**Written instruction**
Extract all lines from the data beneath that include the word "Index".

[Data entries for graphics]
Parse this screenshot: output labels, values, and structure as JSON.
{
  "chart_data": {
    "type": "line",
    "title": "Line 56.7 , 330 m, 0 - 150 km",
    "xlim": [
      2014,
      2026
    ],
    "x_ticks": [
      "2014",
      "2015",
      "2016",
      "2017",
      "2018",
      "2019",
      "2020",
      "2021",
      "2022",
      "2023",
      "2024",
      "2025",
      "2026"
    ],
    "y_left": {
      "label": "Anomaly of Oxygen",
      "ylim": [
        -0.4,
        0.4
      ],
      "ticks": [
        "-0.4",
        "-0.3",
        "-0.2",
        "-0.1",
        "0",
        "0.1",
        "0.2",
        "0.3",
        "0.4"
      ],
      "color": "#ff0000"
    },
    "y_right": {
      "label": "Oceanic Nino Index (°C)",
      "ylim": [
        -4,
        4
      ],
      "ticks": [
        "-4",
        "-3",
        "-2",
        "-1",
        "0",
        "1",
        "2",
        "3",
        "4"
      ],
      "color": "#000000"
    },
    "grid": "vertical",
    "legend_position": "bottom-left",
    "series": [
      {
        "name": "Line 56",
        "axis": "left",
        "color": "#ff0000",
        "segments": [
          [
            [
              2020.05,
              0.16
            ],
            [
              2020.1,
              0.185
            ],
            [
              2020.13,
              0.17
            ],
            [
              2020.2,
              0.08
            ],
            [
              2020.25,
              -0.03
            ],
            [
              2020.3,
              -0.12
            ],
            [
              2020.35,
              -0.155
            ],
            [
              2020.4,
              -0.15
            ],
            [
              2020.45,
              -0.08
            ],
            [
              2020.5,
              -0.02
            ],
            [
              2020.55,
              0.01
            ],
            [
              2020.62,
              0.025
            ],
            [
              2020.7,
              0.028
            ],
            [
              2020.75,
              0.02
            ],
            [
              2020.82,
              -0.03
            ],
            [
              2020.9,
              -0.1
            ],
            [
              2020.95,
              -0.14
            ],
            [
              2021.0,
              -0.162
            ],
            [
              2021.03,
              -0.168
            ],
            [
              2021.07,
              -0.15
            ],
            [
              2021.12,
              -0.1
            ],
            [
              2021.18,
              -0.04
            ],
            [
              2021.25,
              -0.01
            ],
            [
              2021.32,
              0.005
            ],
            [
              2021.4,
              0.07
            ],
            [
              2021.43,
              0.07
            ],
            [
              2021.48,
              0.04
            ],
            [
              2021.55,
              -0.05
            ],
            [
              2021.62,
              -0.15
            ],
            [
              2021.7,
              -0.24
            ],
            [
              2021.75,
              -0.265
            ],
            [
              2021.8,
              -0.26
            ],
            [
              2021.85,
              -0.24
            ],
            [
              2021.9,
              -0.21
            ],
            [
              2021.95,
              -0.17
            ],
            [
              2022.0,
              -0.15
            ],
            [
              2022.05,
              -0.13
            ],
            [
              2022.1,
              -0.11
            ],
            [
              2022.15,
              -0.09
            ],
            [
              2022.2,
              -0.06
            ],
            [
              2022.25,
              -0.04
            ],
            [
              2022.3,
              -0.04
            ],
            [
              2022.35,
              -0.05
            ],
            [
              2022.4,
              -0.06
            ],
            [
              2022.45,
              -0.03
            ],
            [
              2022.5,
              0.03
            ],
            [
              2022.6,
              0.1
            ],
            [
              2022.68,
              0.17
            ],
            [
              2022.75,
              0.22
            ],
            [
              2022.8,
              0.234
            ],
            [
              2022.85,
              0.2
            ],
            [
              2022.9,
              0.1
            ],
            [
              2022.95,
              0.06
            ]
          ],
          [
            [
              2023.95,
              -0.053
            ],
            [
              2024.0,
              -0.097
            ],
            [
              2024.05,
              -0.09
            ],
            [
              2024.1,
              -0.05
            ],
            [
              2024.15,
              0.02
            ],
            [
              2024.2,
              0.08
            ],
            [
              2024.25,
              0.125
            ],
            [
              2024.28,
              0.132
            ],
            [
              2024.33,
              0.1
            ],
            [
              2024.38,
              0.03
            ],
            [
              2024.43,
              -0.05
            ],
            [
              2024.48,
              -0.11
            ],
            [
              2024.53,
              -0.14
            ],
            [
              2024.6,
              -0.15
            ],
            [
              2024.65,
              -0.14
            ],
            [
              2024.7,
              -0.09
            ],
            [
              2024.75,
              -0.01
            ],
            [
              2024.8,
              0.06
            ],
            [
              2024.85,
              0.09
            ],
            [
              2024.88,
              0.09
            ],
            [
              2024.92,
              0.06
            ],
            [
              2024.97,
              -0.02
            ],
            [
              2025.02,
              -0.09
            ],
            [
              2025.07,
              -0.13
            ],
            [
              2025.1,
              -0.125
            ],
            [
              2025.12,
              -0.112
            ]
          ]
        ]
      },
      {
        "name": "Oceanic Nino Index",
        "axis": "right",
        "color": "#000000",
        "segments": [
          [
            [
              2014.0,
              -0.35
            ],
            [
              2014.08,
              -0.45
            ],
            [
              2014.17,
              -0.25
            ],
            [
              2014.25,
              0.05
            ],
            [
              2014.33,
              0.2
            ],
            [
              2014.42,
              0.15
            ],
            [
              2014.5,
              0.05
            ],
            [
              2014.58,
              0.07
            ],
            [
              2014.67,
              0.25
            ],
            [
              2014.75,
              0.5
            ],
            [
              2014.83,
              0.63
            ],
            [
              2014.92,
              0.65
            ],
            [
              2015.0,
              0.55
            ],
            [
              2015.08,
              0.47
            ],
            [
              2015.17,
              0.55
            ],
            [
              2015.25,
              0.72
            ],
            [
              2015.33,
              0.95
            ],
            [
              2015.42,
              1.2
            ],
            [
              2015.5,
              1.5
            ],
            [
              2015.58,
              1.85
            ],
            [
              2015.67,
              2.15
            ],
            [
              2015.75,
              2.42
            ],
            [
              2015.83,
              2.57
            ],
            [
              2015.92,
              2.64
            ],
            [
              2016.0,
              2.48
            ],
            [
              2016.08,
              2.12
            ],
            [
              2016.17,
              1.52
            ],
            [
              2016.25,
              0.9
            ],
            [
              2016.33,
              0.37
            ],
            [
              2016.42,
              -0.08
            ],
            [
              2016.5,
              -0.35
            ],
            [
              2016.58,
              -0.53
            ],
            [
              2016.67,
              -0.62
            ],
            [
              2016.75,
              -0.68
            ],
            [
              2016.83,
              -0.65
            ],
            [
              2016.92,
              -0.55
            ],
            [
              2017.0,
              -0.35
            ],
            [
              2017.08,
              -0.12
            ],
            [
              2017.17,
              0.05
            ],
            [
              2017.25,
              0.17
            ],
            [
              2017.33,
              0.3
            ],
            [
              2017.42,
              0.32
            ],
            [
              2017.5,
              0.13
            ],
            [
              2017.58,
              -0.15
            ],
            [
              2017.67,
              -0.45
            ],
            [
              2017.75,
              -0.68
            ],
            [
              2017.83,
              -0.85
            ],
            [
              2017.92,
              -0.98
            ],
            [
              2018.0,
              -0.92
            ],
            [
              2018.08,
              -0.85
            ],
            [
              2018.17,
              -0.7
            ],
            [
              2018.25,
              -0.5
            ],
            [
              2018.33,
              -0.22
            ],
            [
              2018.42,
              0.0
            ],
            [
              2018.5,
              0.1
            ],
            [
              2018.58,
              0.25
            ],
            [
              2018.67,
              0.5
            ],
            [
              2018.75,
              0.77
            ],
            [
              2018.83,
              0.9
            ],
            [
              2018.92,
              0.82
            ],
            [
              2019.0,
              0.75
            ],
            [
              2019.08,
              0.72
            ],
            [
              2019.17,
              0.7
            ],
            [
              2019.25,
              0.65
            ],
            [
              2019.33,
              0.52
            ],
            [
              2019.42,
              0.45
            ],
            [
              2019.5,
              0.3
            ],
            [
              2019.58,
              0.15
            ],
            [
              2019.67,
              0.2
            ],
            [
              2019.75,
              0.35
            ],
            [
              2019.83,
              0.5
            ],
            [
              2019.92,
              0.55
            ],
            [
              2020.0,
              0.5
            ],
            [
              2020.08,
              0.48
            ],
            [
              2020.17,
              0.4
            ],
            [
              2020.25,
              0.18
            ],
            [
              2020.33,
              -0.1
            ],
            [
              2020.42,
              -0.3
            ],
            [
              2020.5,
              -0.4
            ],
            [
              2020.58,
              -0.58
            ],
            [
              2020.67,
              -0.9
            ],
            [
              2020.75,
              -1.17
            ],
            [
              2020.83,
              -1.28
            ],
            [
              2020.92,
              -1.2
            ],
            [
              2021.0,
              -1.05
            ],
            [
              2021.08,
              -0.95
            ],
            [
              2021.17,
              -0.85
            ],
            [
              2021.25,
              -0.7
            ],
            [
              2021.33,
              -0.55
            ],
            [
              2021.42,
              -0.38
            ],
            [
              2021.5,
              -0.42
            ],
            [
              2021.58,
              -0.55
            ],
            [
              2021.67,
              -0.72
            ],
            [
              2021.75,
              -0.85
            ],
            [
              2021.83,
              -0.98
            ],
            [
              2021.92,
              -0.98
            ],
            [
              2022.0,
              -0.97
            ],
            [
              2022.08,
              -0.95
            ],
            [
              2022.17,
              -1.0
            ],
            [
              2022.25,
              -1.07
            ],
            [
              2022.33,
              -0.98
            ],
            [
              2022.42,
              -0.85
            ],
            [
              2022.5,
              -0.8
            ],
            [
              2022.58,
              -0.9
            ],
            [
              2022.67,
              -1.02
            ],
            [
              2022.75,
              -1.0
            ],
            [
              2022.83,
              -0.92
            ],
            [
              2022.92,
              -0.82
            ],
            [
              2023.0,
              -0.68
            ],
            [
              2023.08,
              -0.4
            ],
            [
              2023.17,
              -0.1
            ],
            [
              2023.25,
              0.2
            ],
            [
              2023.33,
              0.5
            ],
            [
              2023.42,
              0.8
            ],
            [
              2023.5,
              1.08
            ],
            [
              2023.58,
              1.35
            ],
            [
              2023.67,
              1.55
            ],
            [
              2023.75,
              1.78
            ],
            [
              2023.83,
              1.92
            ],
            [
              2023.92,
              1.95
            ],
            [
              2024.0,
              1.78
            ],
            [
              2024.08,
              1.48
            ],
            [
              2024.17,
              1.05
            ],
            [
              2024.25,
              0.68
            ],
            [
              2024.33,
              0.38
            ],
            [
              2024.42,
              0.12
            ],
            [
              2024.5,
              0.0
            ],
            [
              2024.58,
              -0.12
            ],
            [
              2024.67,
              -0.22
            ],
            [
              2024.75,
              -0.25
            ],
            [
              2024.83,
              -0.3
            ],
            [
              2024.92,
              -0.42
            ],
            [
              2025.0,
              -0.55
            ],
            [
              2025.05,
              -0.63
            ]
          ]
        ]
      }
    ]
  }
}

**The answer**
      "label": "Oceanic Nino Index (°C)",
        "name": "Oceanic Nino Index",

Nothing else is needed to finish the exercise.